▸ **CHALLENGE**
Read the lines below and count those that have the word "subtitle". Respond with the number only.

▸ **THE RECORDS**

++++++++++

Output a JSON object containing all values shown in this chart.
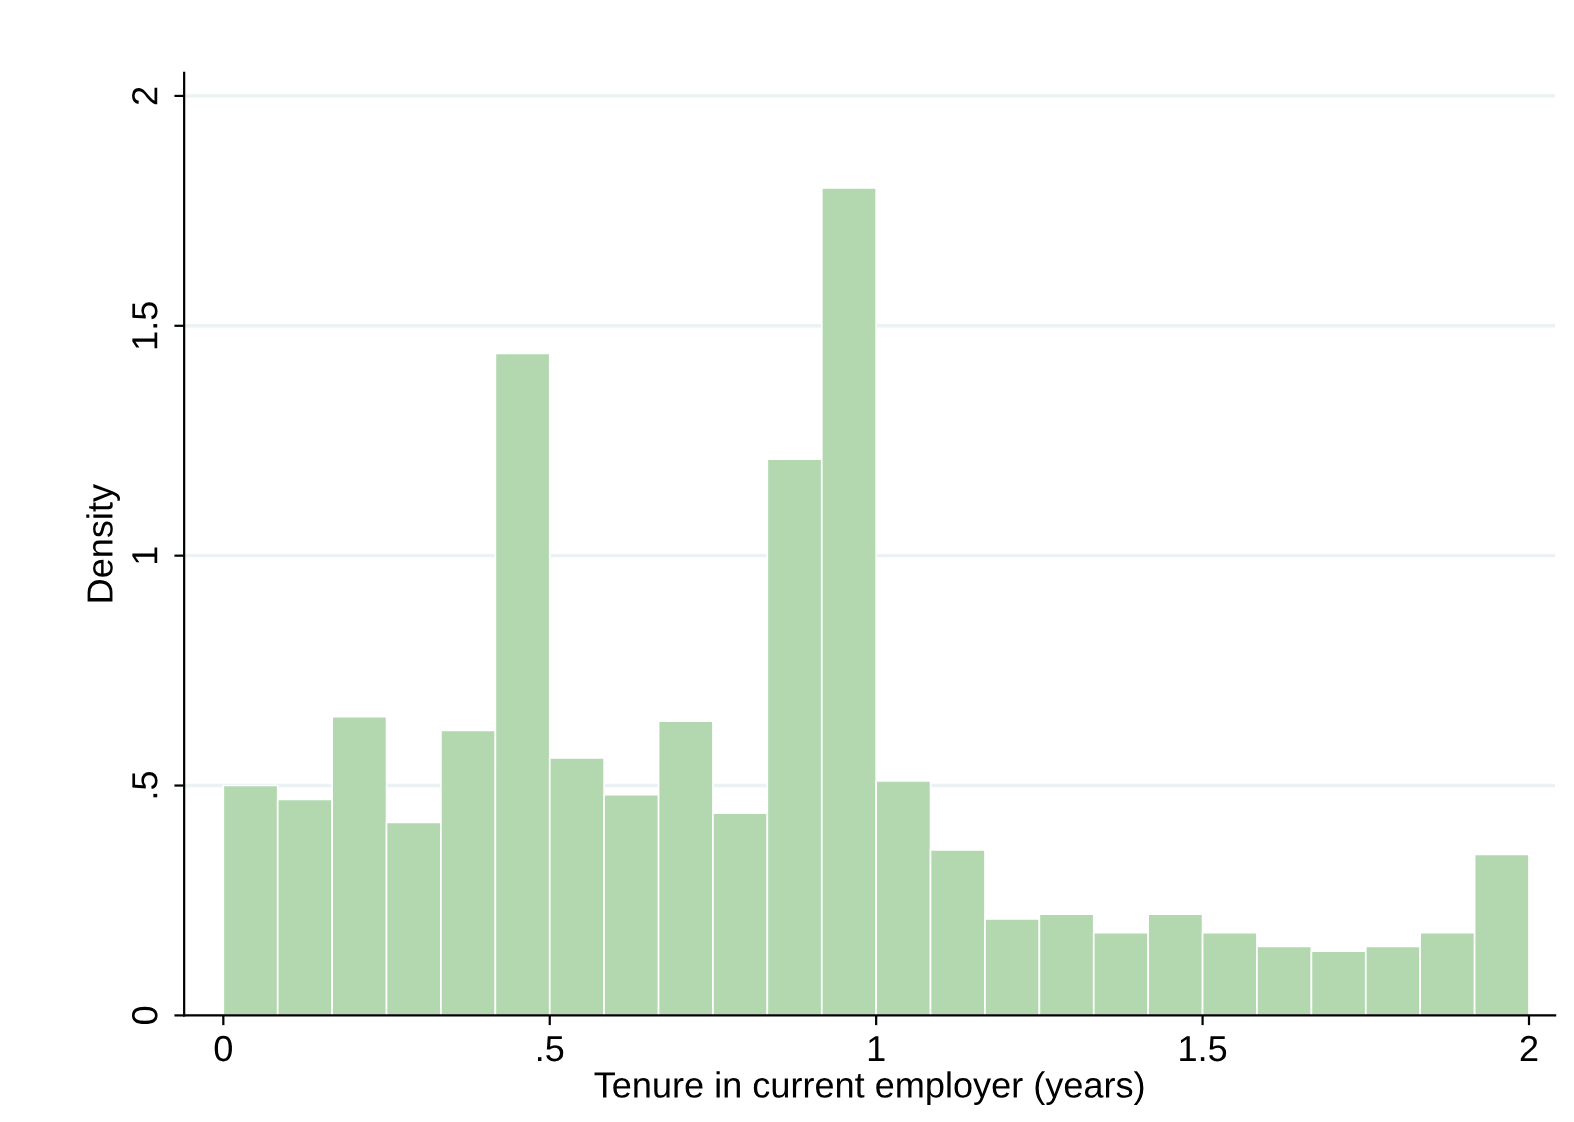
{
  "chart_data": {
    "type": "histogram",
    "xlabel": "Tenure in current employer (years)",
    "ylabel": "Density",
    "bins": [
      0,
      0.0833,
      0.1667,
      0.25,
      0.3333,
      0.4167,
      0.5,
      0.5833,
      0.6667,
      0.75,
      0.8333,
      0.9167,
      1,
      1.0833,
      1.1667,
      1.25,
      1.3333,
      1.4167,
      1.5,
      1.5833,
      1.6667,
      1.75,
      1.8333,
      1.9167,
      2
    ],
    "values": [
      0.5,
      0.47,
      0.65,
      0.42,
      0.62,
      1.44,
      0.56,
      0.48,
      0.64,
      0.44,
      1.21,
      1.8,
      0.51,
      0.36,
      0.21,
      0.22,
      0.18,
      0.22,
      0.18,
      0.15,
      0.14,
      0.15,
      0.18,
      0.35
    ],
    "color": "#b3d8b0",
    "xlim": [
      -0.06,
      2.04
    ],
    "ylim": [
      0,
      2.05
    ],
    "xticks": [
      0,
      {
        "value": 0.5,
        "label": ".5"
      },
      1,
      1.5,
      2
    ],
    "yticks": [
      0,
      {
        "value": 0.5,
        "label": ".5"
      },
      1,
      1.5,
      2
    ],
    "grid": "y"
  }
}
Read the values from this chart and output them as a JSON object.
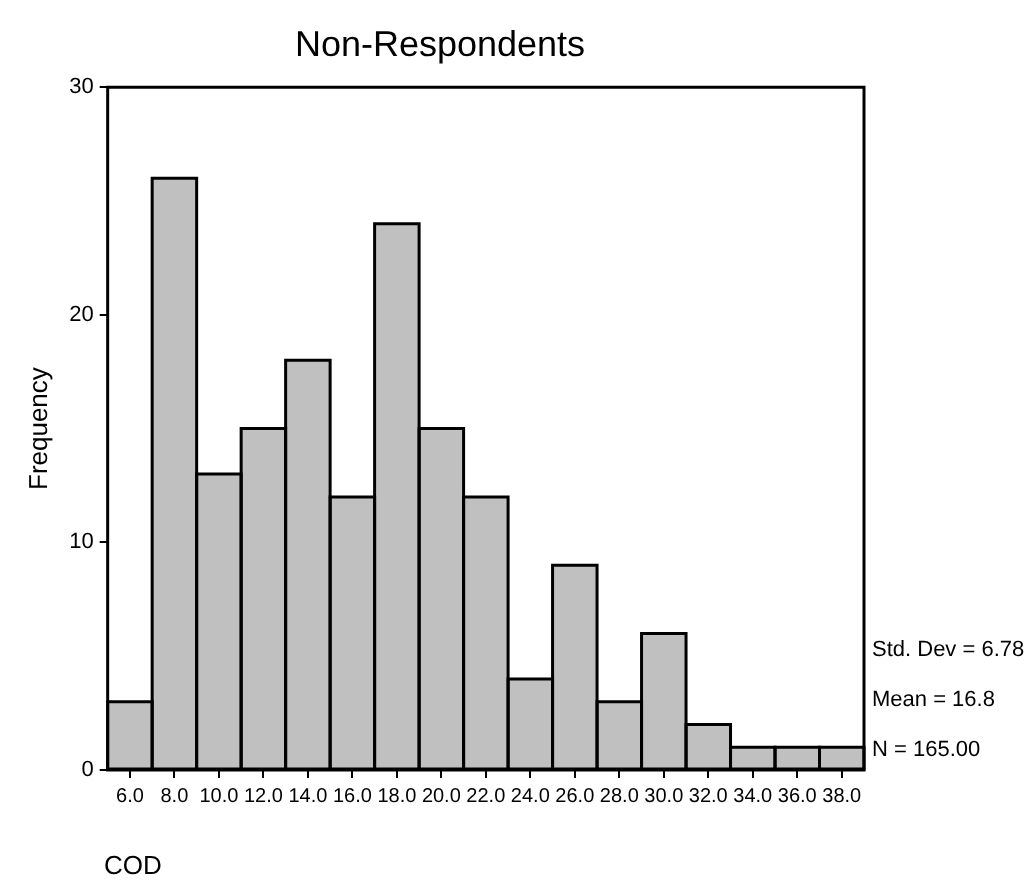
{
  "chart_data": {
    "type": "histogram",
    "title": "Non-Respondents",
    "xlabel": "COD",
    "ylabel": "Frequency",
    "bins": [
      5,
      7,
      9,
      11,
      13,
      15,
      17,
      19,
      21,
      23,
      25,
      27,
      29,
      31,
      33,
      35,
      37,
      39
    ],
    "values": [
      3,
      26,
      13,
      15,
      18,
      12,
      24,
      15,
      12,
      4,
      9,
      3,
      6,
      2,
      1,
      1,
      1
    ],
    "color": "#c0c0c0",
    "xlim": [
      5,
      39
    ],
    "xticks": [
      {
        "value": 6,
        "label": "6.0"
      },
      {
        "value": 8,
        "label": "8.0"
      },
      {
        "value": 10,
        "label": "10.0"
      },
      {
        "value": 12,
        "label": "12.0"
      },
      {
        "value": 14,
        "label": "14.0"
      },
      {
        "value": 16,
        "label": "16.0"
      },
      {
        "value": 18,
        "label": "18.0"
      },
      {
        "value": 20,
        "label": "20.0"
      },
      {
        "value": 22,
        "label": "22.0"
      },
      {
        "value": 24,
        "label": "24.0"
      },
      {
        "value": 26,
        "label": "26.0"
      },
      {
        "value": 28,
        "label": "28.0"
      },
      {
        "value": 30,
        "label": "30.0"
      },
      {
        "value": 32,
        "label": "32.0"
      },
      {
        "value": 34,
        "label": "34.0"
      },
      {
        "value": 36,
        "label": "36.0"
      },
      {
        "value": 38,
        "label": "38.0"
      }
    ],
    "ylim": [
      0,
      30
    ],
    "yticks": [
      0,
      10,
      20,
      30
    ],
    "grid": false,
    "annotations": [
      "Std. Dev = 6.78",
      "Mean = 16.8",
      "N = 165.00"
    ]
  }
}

++++++++++

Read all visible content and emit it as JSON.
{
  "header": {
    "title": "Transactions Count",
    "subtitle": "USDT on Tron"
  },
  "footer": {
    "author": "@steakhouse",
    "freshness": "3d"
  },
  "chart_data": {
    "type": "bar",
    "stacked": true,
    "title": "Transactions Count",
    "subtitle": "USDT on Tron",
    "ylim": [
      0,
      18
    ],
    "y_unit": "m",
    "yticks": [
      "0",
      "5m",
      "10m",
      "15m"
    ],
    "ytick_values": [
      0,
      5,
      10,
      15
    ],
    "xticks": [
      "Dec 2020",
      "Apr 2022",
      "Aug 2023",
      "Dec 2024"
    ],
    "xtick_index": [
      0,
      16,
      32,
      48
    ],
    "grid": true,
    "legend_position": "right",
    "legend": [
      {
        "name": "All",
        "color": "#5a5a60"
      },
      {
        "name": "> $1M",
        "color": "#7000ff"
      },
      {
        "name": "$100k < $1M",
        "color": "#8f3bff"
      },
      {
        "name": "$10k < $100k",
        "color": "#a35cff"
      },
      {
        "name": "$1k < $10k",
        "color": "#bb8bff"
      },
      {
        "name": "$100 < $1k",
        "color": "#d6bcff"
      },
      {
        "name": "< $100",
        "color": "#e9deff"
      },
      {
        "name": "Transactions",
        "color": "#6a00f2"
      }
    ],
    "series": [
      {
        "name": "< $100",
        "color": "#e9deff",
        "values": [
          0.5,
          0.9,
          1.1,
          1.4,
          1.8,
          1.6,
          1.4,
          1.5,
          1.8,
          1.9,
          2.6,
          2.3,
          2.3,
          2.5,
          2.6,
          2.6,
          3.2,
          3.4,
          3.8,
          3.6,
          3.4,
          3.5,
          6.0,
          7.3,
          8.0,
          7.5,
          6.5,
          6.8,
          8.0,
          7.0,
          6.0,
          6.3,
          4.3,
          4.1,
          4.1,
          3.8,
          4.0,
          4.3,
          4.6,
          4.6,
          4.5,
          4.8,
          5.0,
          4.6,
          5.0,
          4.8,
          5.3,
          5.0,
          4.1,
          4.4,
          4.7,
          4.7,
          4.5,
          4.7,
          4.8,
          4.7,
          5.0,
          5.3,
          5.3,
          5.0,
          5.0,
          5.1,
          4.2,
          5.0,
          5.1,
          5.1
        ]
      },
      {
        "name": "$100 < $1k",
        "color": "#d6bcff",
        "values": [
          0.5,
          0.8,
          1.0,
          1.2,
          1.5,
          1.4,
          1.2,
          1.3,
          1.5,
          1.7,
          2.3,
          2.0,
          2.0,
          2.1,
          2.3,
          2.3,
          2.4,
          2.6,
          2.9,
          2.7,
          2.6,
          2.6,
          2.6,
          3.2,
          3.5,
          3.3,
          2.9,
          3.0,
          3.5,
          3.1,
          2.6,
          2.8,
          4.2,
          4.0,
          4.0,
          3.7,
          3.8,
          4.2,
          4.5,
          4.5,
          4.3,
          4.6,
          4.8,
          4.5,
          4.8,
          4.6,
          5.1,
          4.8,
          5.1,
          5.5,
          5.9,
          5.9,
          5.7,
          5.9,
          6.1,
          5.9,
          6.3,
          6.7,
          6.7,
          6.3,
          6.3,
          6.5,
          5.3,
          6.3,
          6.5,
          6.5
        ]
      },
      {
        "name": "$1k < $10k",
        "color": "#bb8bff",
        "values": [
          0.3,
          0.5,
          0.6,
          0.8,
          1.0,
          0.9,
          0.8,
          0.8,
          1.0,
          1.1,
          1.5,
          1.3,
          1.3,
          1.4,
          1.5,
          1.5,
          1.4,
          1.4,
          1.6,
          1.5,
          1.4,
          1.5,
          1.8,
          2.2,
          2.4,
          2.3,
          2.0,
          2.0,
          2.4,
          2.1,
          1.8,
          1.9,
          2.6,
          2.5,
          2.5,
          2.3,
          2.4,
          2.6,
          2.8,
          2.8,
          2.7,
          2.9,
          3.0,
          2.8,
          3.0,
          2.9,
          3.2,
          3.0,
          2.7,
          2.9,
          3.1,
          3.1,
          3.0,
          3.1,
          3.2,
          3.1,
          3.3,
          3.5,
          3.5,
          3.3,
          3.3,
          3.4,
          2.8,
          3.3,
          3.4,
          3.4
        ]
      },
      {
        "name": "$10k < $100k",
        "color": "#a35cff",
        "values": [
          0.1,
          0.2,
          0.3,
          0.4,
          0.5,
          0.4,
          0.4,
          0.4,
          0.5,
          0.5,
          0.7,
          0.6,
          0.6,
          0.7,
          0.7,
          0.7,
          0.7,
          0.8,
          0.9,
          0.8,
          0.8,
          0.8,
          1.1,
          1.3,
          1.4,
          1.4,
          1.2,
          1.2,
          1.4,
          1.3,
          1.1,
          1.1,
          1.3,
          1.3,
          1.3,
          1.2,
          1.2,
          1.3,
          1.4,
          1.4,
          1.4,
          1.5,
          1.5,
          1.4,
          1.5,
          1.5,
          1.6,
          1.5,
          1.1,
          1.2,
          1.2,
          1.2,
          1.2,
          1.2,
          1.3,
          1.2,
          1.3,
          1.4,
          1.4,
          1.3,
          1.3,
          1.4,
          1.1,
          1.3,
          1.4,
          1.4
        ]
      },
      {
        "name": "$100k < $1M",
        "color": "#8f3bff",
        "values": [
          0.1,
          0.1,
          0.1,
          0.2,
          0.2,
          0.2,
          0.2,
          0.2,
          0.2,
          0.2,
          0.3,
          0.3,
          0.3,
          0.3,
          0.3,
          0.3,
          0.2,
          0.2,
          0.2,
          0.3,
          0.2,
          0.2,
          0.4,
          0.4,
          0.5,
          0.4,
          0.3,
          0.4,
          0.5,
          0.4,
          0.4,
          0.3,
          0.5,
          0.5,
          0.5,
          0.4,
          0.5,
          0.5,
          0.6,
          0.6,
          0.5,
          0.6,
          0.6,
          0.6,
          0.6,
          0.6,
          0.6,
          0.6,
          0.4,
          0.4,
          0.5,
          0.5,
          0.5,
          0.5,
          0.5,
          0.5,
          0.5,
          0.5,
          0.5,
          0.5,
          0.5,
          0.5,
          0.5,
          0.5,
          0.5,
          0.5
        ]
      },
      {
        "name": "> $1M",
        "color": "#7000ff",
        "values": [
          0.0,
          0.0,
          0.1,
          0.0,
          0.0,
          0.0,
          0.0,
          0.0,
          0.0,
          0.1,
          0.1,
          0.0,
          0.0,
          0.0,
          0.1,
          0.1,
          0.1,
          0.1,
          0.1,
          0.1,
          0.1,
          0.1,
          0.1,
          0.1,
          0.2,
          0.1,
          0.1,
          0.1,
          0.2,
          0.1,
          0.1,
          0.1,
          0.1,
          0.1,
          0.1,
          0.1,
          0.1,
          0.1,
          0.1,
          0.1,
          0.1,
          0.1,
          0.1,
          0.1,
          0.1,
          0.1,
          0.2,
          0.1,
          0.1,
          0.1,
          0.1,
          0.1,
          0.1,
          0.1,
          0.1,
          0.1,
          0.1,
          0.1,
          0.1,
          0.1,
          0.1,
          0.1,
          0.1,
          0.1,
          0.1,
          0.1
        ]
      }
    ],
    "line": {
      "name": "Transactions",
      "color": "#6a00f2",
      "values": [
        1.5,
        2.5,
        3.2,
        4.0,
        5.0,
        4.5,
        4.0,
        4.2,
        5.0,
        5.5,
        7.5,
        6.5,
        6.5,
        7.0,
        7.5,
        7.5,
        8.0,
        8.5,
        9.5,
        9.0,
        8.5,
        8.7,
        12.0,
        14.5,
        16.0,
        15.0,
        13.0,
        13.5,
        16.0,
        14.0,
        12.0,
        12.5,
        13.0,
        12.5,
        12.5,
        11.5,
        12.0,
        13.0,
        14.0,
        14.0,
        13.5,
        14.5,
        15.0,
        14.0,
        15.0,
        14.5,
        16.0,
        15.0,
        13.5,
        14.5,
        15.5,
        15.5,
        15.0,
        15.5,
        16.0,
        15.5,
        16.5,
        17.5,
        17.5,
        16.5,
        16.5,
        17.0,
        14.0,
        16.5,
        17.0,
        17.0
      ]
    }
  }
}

++++++++++

▸ **IN RESPONSE**
2